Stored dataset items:
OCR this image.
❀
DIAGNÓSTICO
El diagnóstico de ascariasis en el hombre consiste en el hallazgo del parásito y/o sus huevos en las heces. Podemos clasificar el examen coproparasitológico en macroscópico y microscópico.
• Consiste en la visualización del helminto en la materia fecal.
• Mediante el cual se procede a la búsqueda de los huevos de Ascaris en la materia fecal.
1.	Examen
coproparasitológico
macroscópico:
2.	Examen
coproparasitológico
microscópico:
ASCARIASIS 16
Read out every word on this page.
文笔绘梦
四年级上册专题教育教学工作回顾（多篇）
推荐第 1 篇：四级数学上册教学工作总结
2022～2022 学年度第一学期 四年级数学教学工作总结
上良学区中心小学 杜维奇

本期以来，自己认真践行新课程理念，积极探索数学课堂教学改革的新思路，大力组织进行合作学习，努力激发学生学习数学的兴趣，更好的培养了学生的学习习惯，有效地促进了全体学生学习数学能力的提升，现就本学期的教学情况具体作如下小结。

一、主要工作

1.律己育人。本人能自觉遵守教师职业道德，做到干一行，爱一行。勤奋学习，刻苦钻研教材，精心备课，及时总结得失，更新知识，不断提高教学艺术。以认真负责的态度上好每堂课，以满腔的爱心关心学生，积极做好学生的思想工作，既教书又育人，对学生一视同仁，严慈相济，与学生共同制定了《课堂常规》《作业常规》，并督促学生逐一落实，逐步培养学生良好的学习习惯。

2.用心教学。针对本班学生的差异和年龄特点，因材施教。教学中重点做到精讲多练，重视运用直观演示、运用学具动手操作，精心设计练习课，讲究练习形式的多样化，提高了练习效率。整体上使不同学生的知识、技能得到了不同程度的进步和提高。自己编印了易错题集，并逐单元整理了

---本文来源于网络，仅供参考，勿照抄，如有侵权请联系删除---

The task: Your task is to quote all of the data word for word.

Result:
OCR this image.
❀
DIAGNÓSTICO
El diagnóstico de ascariasis en el hombre consiste en el hallazgo del parásito y/o sus huevos en las heces. Podemos clasificar el examen coproparasitológico en macroscópico y microscópico.
• Consiste en la visualización del helminto en la materia fecal.
• Mediante el cual se procede a la búsqueda de los huevos de Ascaris en la materia fecal.
1.	Examen
coproparasitológico
macroscópico:
2.	Examen
coproparasitológico
microscópico:
ASCARIASIS 16
Read out every word on this page.
文笔绘梦
四年级上册专题教育教学工作回顾（多篇）
推荐第 1 篇：四级数学上册教学工作总结
2022～2022 学年度第一学期 四年级数学教学工作总结
上良学区中心小学 杜维奇

本期以来，自己认真践行新课程理念，积极探索数学课堂教学改革的新思路，大力组织进行合作学习，努力激发学生学习数学的兴趣，更好的培养了学生的学习习惯，有效地促进了全体学生学习数学能力的提升，现就本学期的教学情况具体作如下小结。

一、主要工作

1.律己育人。本人能自觉遵守教师职业道德，做到干一行，爱一行。勤奋学习，刻苦钻研教材，精心备课，及时总结得失，更新知识，不断提高教学艺术。以认真负责的态度上好每堂课，以满腔的爱心关心学生，积极做好学生的思想工作，既教书又育人，对学生一视同仁，严慈相济，与学生共同制定了《课堂常规》《作业常规》，并督促学生逐一落实，逐步培养学生良好的学习习惯。

2.用心教学。针对本班学生的差异和年龄特点，因材施教。教学中重点做到精讲多练，重视运用直观演示、运用学具动手操作，精心设计练习课，讲究练习形式的多样化，提高了练习效率。整体上使不同学生的知识、技能得到了不同程度的进步和提高。自己编印了易错题集，并逐单元整理了

---本文来源于网络，仅供参考，勿照抄，如有侵权请联系删除---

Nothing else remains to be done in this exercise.